Given exercise: Give back every line exactly as it appears, pictures excluded.

###

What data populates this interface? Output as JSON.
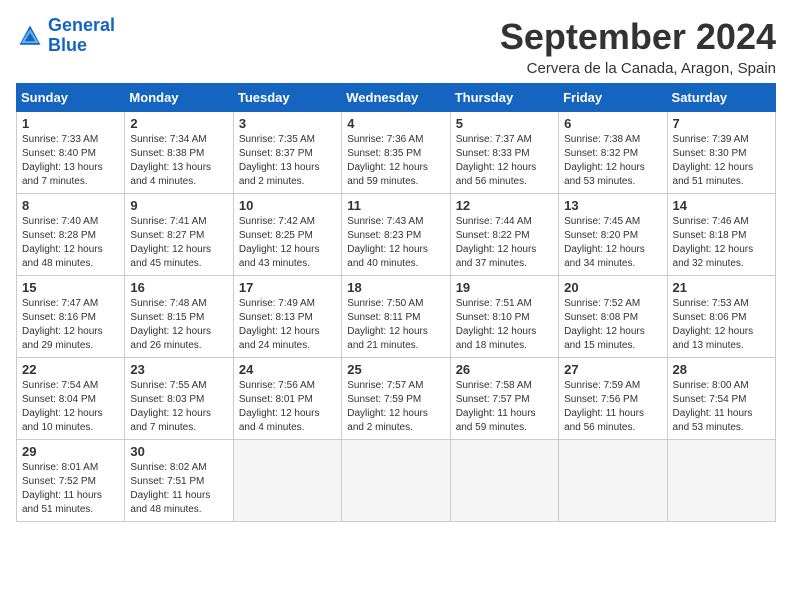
{
  "header": {
    "logo_line1": "General",
    "logo_line2": "Blue",
    "title": "September 2024",
    "location": "Cervera de la Canada, Aragon, Spain"
  },
  "columns": [
    "Sunday",
    "Monday",
    "Tuesday",
    "Wednesday",
    "Thursday",
    "Friday",
    "Saturday"
  ],
  "weeks": [
    [
      {
        "day": 1,
        "rise": "7:33 AM",
        "set": "8:40 PM",
        "daylight": "13 hours and 7 minutes."
      },
      {
        "day": 2,
        "rise": "7:34 AM",
        "set": "8:38 PM",
        "daylight": "13 hours and 4 minutes."
      },
      {
        "day": 3,
        "rise": "7:35 AM",
        "set": "8:37 PM",
        "daylight": "13 hours and 2 minutes."
      },
      {
        "day": 4,
        "rise": "7:36 AM",
        "set": "8:35 PM",
        "daylight": "12 hours and 59 minutes."
      },
      {
        "day": 5,
        "rise": "7:37 AM",
        "set": "8:33 PM",
        "daylight": "12 hours and 56 minutes."
      },
      {
        "day": 6,
        "rise": "7:38 AM",
        "set": "8:32 PM",
        "daylight": "12 hours and 53 minutes."
      },
      {
        "day": 7,
        "rise": "7:39 AM",
        "set": "8:30 PM",
        "daylight": "12 hours and 51 minutes."
      }
    ],
    [
      {
        "day": 8,
        "rise": "7:40 AM",
        "set": "8:28 PM",
        "daylight": "12 hours and 48 minutes."
      },
      {
        "day": 9,
        "rise": "7:41 AM",
        "set": "8:27 PM",
        "daylight": "12 hours and 45 minutes."
      },
      {
        "day": 10,
        "rise": "7:42 AM",
        "set": "8:25 PM",
        "daylight": "12 hours and 43 minutes."
      },
      {
        "day": 11,
        "rise": "7:43 AM",
        "set": "8:23 PM",
        "daylight": "12 hours and 40 minutes."
      },
      {
        "day": 12,
        "rise": "7:44 AM",
        "set": "8:22 PM",
        "daylight": "12 hours and 37 minutes."
      },
      {
        "day": 13,
        "rise": "7:45 AM",
        "set": "8:20 PM",
        "daylight": "12 hours and 34 minutes."
      },
      {
        "day": 14,
        "rise": "7:46 AM",
        "set": "8:18 PM",
        "daylight": "12 hours and 32 minutes."
      }
    ],
    [
      {
        "day": 15,
        "rise": "7:47 AM",
        "set": "8:16 PM",
        "daylight": "12 hours and 29 minutes."
      },
      {
        "day": 16,
        "rise": "7:48 AM",
        "set": "8:15 PM",
        "daylight": "12 hours and 26 minutes."
      },
      {
        "day": 17,
        "rise": "7:49 AM",
        "set": "8:13 PM",
        "daylight": "12 hours and 24 minutes."
      },
      {
        "day": 18,
        "rise": "7:50 AM",
        "set": "8:11 PM",
        "daylight": "12 hours and 21 minutes."
      },
      {
        "day": 19,
        "rise": "7:51 AM",
        "set": "8:10 PM",
        "daylight": "12 hours and 18 minutes."
      },
      {
        "day": 20,
        "rise": "7:52 AM",
        "set": "8:08 PM",
        "daylight": "12 hours and 15 minutes."
      },
      {
        "day": 21,
        "rise": "7:53 AM",
        "set": "8:06 PM",
        "daylight": "12 hours and 13 minutes."
      }
    ],
    [
      {
        "day": 22,
        "rise": "7:54 AM",
        "set": "8:04 PM",
        "daylight": "12 hours and 10 minutes."
      },
      {
        "day": 23,
        "rise": "7:55 AM",
        "set": "8:03 PM",
        "daylight": "12 hours and 7 minutes."
      },
      {
        "day": 24,
        "rise": "7:56 AM",
        "set": "8:01 PM",
        "daylight": "12 hours and 4 minutes."
      },
      {
        "day": 25,
        "rise": "7:57 AM",
        "set": "7:59 PM",
        "daylight": "12 hours and 2 minutes."
      },
      {
        "day": 26,
        "rise": "7:58 AM",
        "set": "7:57 PM",
        "daylight": "11 hours and 59 minutes."
      },
      {
        "day": 27,
        "rise": "7:59 AM",
        "set": "7:56 PM",
        "daylight": "11 hours and 56 minutes."
      },
      {
        "day": 28,
        "rise": "8:00 AM",
        "set": "7:54 PM",
        "daylight": "11 hours and 53 minutes."
      }
    ],
    [
      {
        "day": 29,
        "rise": "8:01 AM",
        "set": "7:52 PM",
        "daylight": "11 hours and 51 minutes."
      },
      {
        "day": 30,
        "rise": "8:02 AM",
        "set": "7:51 PM",
        "daylight": "11 hours and 48 minutes."
      },
      null,
      null,
      null,
      null,
      null
    ]
  ]
}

###

The output:
What data populates this interface? Output as JSON.
{
  "header": {
    "logo_line1": "General",
    "logo_line2": "Blue",
    "title": "September 2024",
    "location": "Cervera de la Canada, Aragon, Spain"
  },
  "columns": [
    "Sunday",
    "Monday",
    "Tuesday",
    "Wednesday",
    "Thursday",
    "Friday",
    "Saturday"
  ],
  "weeks": [
    [
      {
        "day": 1,
        "rise": "7:33 AM",
        "set": "8:40 PM",
        "daylight": "13 hours and 7 minutes."
      },
      {
        "day": 2,
        "rise": "7:34 AM",
        "set": "8:38 PM",
        "daylight": "13 hours and 4 minutes."
      },
      {
        "day": 3,
        "rise": "7:35 AM",
        "set": "8:37 PM",
        "daylight": "13 hours and 2 minutes."
      },
      {
        "day": 4,
        "rise": "7:36 AM",
        "set": "8:35 PM",
        "daylight": "12 hours and 59 minutes."
      },
      {
        "day": 5,
        "rise": "7:37 AM",
        "set": "8:33 PM",
        "daylight": "12 hours and 56 minutes."
      },
      {
        "day": 6,
        "rise": "7:38 AM",
        "set": "8:32 PM",
        "daylight": "12 hours and 53 minutes."
      },
      {
        "day": 7,
        "rise": "7:39 AM",
        "set": "8:30 PM",
        "daylight": "12 hours and 51 minutes."
      }
    ],
    [
      {
        "day": 8,
        "rise": "7:40 AM",
        "set": "8:28 PM",
        "daylight": "12 hours and 48 minutes."
      },
      {
        "day": 9,
        "rise": "7:41 AM",
        "set": "8:27 PM",
        "daylight": "12 hours and 45 minutes."
      },
      {
        "day": 10,
        "rise": "7:42 AM",
        "set": "8:25 PM",
        "daylight": "12 hours and 43 minutes."
      },
      {
        "day": 11,
        "rise": "7:43 AM",
        "set": "8:23 PM",
        "daylight": "12 hours and 40 minutes."
      },
      {
        "day": 12,
        "rise": "7:44 AM",
        "set": "8:22 PM",
        "daylight": "12 hours and 37 minutes."
      },
      {
        "day": 13,
        "rise": "7:45 AM",
        "set": "8:20 PM",
        "daylight": "12 hours and 34 minutes."
      },
      {
        "day": 14,
        "rise": "7:46 AM",
        "set": "8:18 PM",
        "daylight": "12 hours and 32 minutes."
      }
    ],
    [
      {
        "day": 15,
        "rise": "7:47 AM",
        "set": "8:16 PM",
        "daylight": "12 hours and 29 minutes."
      },
      {
        "day": 16,
        "rise": "7:48 AM",
        "set": "8:15 PM",
        "daylight": "12 hours and 26 minutes."
      },
      {
        "day": 17,
        "rise": "7:49 AM",
        "set": "8:13 PM",
        "daylight": "12 hours and 24 minutes."
      },
      {
        "day": 18,
        "rise": "7:50 AM",
        "set": "8:11 PM",
        "daylight": "12 hours and 21 minutes."
      },
      {
        "day": 19,
        "rise": "7:51 AM",
        "set": "8:10 PM",
        "daylight": "12 hours and 18 minutes."
      },
      {
        "day": 20,
        "rise": "7:52 AM",
        "set": "8:08 PM",
        "daylight": "12 hours and 15 minutes."
      },
      {
        "day": 21,
        "rise": "7:53 AM",
        "set": "8:06 PM",
        "daylight": "12 hours and 13 minutes."
      }
    ],
    [
      {
        "day": 22,
        "rise": "7:54 AM",
        "set": "8:04 PM",
        "daylight": "12 hours and 10 minutes."
      },
      {
        "day": 23,
        "rise": "7:55 AM",
        "set": "8:03 PM",
        "daylight": "12 hours and 7 minutes."
      },
      {
        "day": 24,
        "rise": "7:56 AM",
        "set": "8:01 PM",
        "daylight": "12 hours and 4 minutes."
      },
      {
        "day": 25,
        "rise": "7:57 AM",
        "set": "7:59 PM",
        "daylight": "12 hours and 2 minutes."
      },
      {
        "day": 26,
        "rise": "7:58 AM",
        "set": "7:57 PM",
        "daylight": "11 hours and 59 minutes."
      },
      {
        "day": 27,
        "rise": "7:59 AM",
        "set": "7:56 PM",
        "daylight": "11 hours and 56 minutes."
      },
      {
        "day": 28,
        "rise": "8:00 AM",
        "set": "7:54 PM",
        "daylight": "11 hours and 53 minutes."
      }
    ],
    [
      {
        "day": 29,
        "rise": "8:01 AM",
        "set": "7:52 PM",
        "daylight": "11 hours and 51 minutes."
      },
      {
        "day": 30,
        "rise": "8:02 AM",
        "set": "7:51 PM",
        "daylight": "11 hours and 48 minutes."
      },
      null,
      null,
      null,
      null,
      null
    ]
  ]
}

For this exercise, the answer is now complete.